[Records excerpted from a collection]
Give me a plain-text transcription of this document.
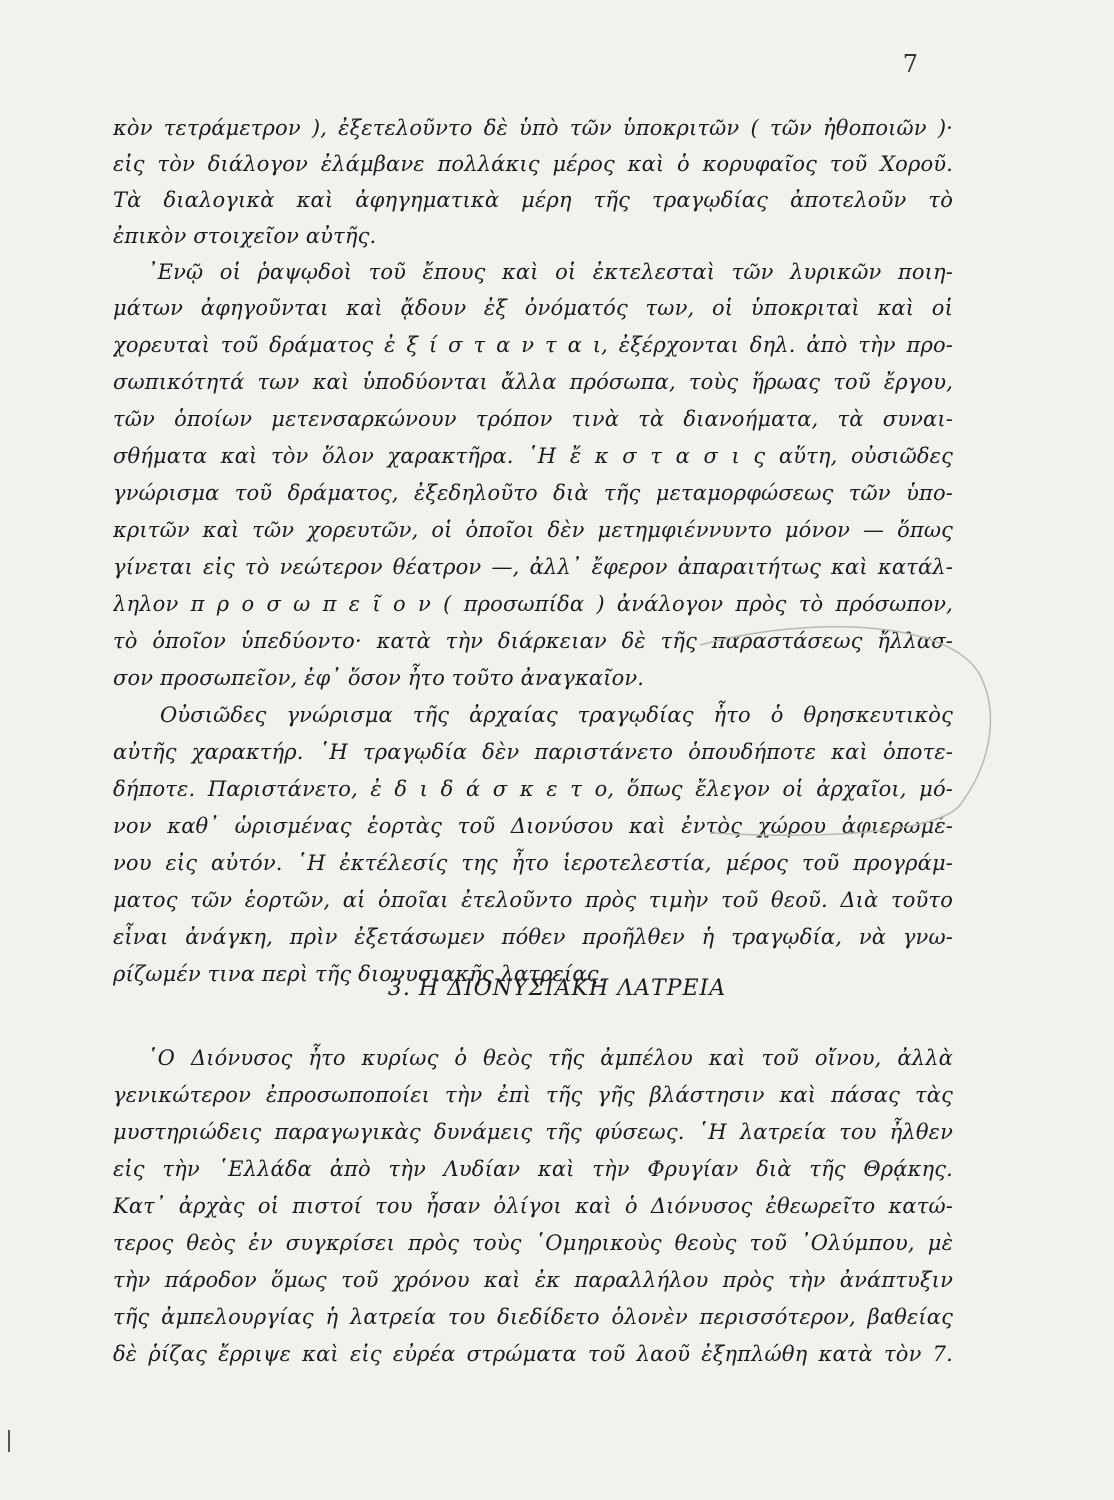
7
κὸν τετράμετρον ), ἐξετελοῦντο δὲ ὑπὸ τῶν ὑποκριτῶν ( τῶν ἠθοποιῶν )·
εἰς τὸν διάλογον ἐλάμβανε πολλάκις μέρος καὶ ὁ κορυφαῖος τοῦ Χοροῦ.
Τὰ διαλογικὰ καὶ ἀφηγηματικὰ μέρη τῆς τραγῳδίας ἀποτελοῦν τὸ
ἐπικὸν στοιχεῖον αὐτῆς.
᾿Ενῷ οἱ ῥαψῳδοὶ τοῦ ἔπους καὶ οἱ ἐκτελεσταὶ τῶν λυρικῶν ποιη-
μάτων ἀφηγοῦνται καὶ ᾄδουν ἐξ ὀνόματός των, οἱ ὑποκριταὶ καὶ οἱ
χορευταὶ τοῦ δράματος ἐ ξ ί σ τ α ν τ α ι, ἐξέρχονται δηλ. ἀπὸ τὴν προ-
σωπικότητά των καὶ ὑποδύονται ἄλλα πρόσωπα, τοὺς ἥρωας τοῦ ἔργου,
τῶν ὁποίων μετενσαρκώνουν τρόπον τινὰ τὰ διανοήματα, τὰ συναι-
σθήματα καὶ τὸν ὅλον χαρακτῆρα. ῾Η ἔ κ σ τ α σ ι ς αὕτη, οὐσιῶδες
γνώρισμα τοῦ δράματος, ἐξεδηλοῦτο διὰ τῆς μεταμορφώσεως τῶν ὑπο-
κριτῶν καὶ τῶν χορευτῶν, οἱ ὁποῖοι δὲν μετημφιέννυντο μόνον — ὅπως
γίνεται εἰς τὸ νεώτερον θέατρον —, ἀλλ᾽ ἔφερον ἀπαραιτήτως καὶ κατάλ-
ληλον π ρ ο σ ω π ε ῖ ο ν ( προσωπίδα ) ἀνάλογον πρὸς τὸ πρόσωπον,
τὸ ὁποῖον ὑπεδύοντο· κατὰ τὴν διάρκειαν δὲ τῆς παραστάσεως ἤλλασ-
σον προσωπεῖον, ἐφ᾽ ὅσον ἦτο τοῦτο ἀναγκαῖον.
Οὐσιῶδες γνώρισμα τῆς ἀρχαίας τραγῳδίας ἦτο ὁ θρησκευτικὸς
αὐτῆς χαρακτήρ. ῾Η τραγῳδία δὲν παριστάνετο ὁπουδήποτε καὶ ὁποτε-
δήποτε. Παριστάνετο, ἐ δ ι δ ά σ κ ε τ ο, ὅπως ἔλεγον οἱ ἀρχαῖοι, μό-
νον καθ᾽ ὡρισμένας ἑορτὰς τοῦ Διονύσου καὶ ἐντὸς χώρου ἀφιερωμέ-
νου εἰς αὐτόν. ῾Η ἐκτέλεσίς της ἦτο ἱεροτελεστία, μέρος τοῦ προγράμ-
ματος τῶν ἑορτῶν, αἱ ὁποῖαι ἐτελοῦντο πρὸς τιμὴν τοῦ θεοῦ. Διὰ τοῦτο
εἶναι ἀνάγκη, πρὶν ἐξετάσωμεν πόθεν προῆλθεν ἡ τραγῳδία, νὰ γνω-
ρίζωμέν τινα περὶ τῆς διονυσιακῆς λατρείας.
3. Η ΔΙΟΝΥΣΙΑΚΗ ΛΑΤΡΕΙΑ
῾Ο Διόνυσος ἦτο κυρίως ὁ θεὸς τῆς ἀμπέλου καὶ τοῦ οἴνου, ἀλλὰ
γενικώτερον ἐπροσωποποίει τὴν ἐπὶ τῆς γῆς βλάστησιν καὶ πάσας τὰς
μυστηριώδεις παραγωγικὰς δυνάμεις τῆς φύσεως. ῾Η λατρεία του ἦλθεν
εἰς τὴν ῾Ελλάδα ἀπὸ τὴν Λυδίαν καὶ τὴν Φρυγίαν διὰ τῆς Θρᾴκης.
Κατ᾽ ἀρχὰς οἱ πιστοί του ἦσαν ὀλίγοι καὶ ὁ Διόνυσος ἐθεωρεῖτο κατώ-
τερος θεὸς ἐν συγκρίσει πρὸς τοὺς ῾Ομηρικοὺς θεοὺς τοῦ ᾿Ολύμπου, μὲ
τὴν πάροδον ὅμως τοῦ χρόνου καὶ ἐκ παραλλήλου πρὸς τὴν ἀνάπτυξιν
τῆς ἀμπελουργίας ἡ λατρεία του διεδίδετο ὁλονὲν περισσότερον, βαθείας
δὲ ῥίζας ἔρριψε καὶ εἰς εὐρέα στρώματα τοῦ λαοῦ ἐξηπλώθη κατὰ τὸν 7.
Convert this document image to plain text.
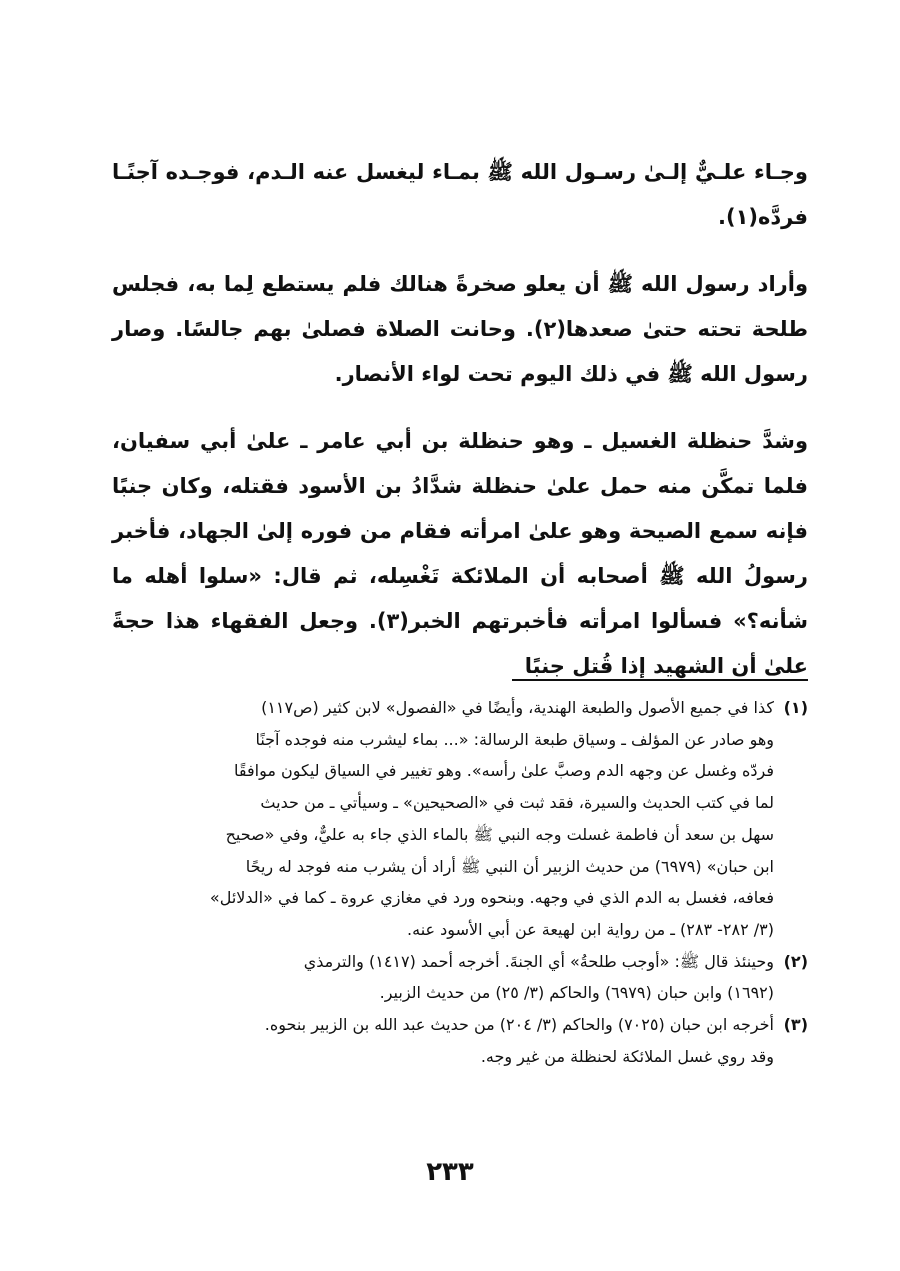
وجـاء علـيٌّ إلـىٰ رسـول الله ﷺ بمـاء ليغسل عنه الـدم، فوجـده آجنًـا فردَّه(١).

وأراد رسول الله ﷺ أن يعلو صخرةً هنالك فلم يستطع لِما به، فجلس طلحة تحته حتىٰ صعدها(٢). وحانت الصلاة فصلىٰ بهم جالسًا. وصار رسول الله ﷺ في ذلك اليوم تحت لواء الأنصار.

وشدَّ حنظلة الغسيل ـ وهو حنظلة بن أبي عامر ـ علىٰ أبي سفيان، فلما تمكَّن منه حمل علىٰ حنظلة شدَّادُ بن الأسود فقتله، وكان جنبًا فإنه سمع الصيحة وهو علىٰ امرأته فقام من فوره إلىٰ الجهاد، فأخبر رسولُ الله ﷺ أصحابه أن الملائكة تَغْسِله، ثم قال: «سلوا أهله ما شأنه؟» فسألوا امرأته فأخبرتهم الخبر(٣). وجعل الفقهاء هذا حجةً علىٰ أن الشهيد إذا قُتل جنبًا

(١)
كذا في جميع الأصول والطبعة الهندية، وأيضًا في «الفصول» لابن كثير (ص١١٧)
وهو صادر عن المؤلف ـ وسياق طبعة الرسالة: «... بماء ليشرب منه فوجده آجنًا
فردّه وغسل عن وجهه الدم وصبَّ علىٰ رأسه». وهو تغيير في السياق ليكون موافقًا
لما في كتب الحديث والسيرة، فقد ثبت في «الصحيحين» ـ وسيأتي ـ من حديث
سهل بن سعد أن فاطمة غسلت وجه النبي ﷺ بالماء الذي جاء به عليٌّ، وفي «صحيح
ابن حبان» (٦٩٧٩) من حديث الزبير أن النبي ﷺ أراد أن يشرب منه فوجد له ريحًا
فعافه، فغسل به الدم الذي في وجهه. وبنحوه ورد في مغازي عروة ـ كما في «الدلائل»
(٣/ ٢٨٢- ٢٨٣) ـ من رواية ابن لهيعة عن أبي الأسود عنه.
(٢)
وحينئذ قال ﷺ: «أوجب طلحةُ» أي الجنةَ. أخرجه أحمد (١٤١٧) والترمذي
(١٦٩٢) وابن حبان (٦٩٧٩) والحاكم (٣/ ٢٥) من حديث الزبير.
(٣)
أخرجه ابن حبان (٧٠٢٥) والحاكم (٣/ ٢٠٤) من حديث عبد الله بن الزبير بنحوه.
وقد روي غسل الملائكة لحنظلة من غير وجه.
٢٣٣
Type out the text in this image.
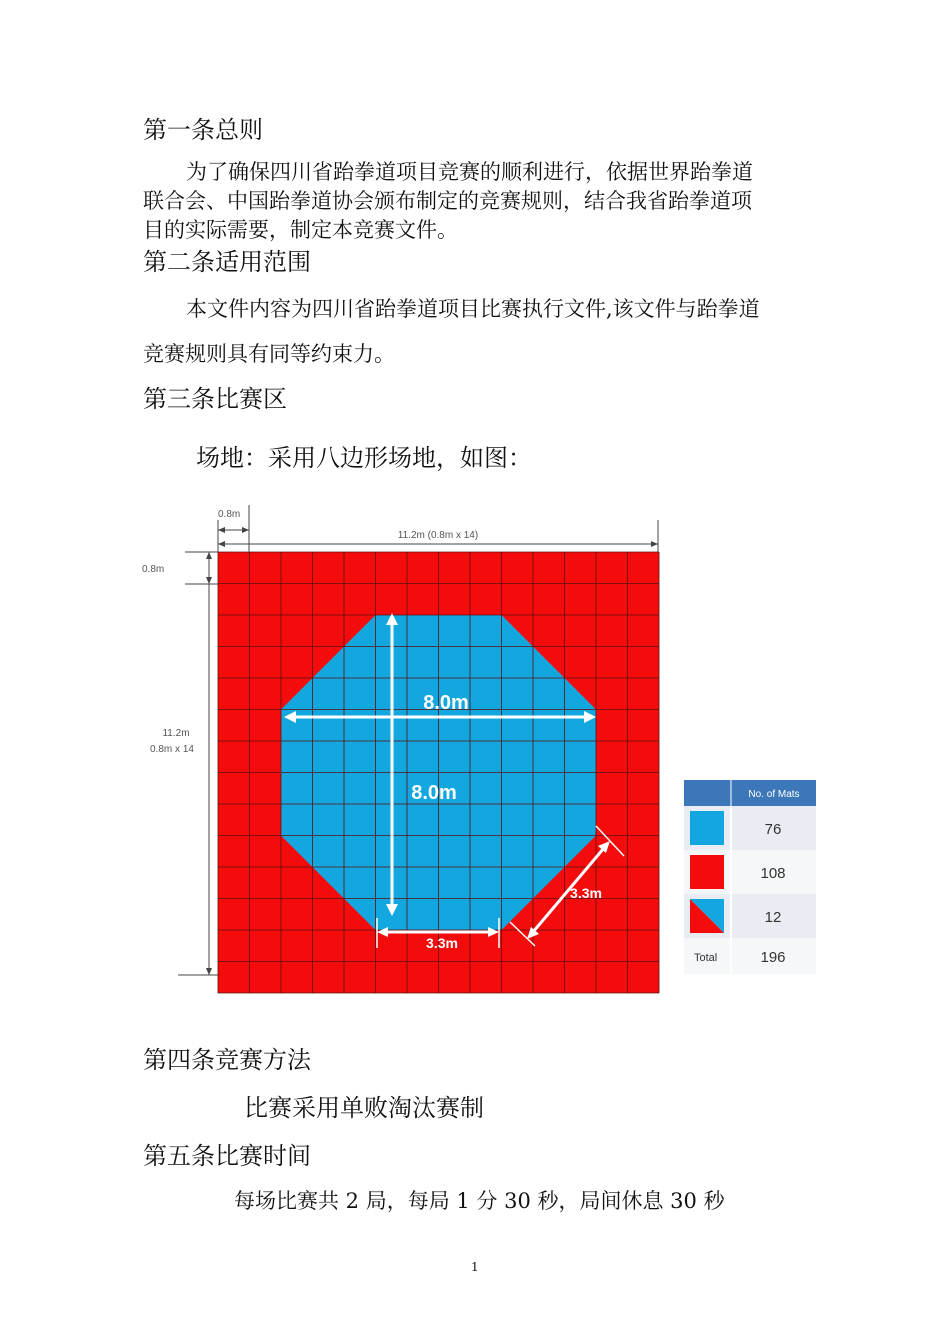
第一条总则
为了确保四川省跆拳道项目竞赛的顺利进行，依据世界跆拳道
联合会、中国跆拳道协会颁布制定的竞赛规则，结合我省跆拳道项
目的实际需要，制定本竞赛文件。
第二条适用范围
本文件内容为四川省跆拳道项目比赛执行文件,该文件与跆拳道
竞赛规则具有同等约束力。
第三条比赛区
场地：采用八边形场地，如图：
0.8m
11.2m (0.8m x 14)
0.8m
11.2m
0.8m x 14
8.0m
8.0m
3.3m
3.3m
No. of Mats
76
108
12
Total	196
第四条竞赛方法
比赛采用单败淘汰赛制
第五条比赛时间
每场比赛共 2 局，每局 1 分 30 秒，局间休息 30 秒
1
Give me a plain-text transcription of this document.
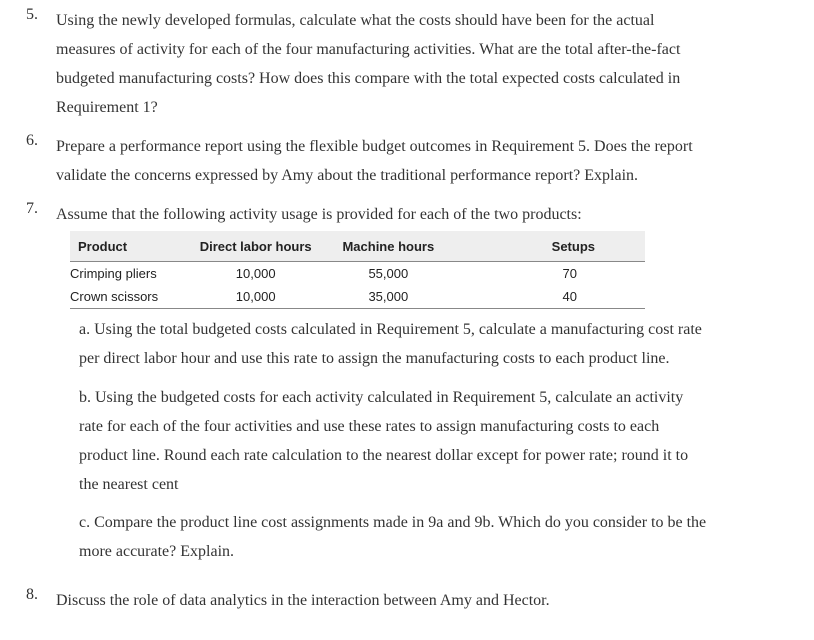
5.	Using the newly developed formulas, calculate what the costs should have been for the actual
measures of activity for each of the four manufacturing activities. What are the total after-the-fact
budgeted manufacturing costs? How does this compare with the total expected costs calculated in
Requirement 1?
6.	Prepare a performance report using the flexible budget outcomes in Requirement 5. Does the report
validate the concerns expressed by Amy about the traditional performance report? Explain.
7.	Assume that the following activity usage is provided for each of the two products:
Product	Direct labor hours	Machine hours	Setups
Crimping pliers	10,000	55,000	70
Crown scissors	10,000	35,000	40
a. Using the total budgeted costs calculated in Requirement 5, calculate a manufacturing cost rate
per direct labor hour and use this rate to assign the manufacturing costs to each product line.
b. Using the budgeted costs for each activity calculated in Requirement 5, calculate an activity
rate for each of the four activities and use these rates to assign manufacturing costs to each
product line. Round each rate calculation to the nearest dollar except for power rate; round it to
the nearest cent
c. Compare the product line cost assignments made in 9a and 9b. Which do you consider to be the
more accurate? Explain.
8.	Discuss the role of data analytics in the interaction between Amy and Hector.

Work required: Identify each line holding the string "Explain", and copy it out.

Worked answer:
validate the concerns expressed by Amy about the traditional performance report? Explain.
more accurate? Explain.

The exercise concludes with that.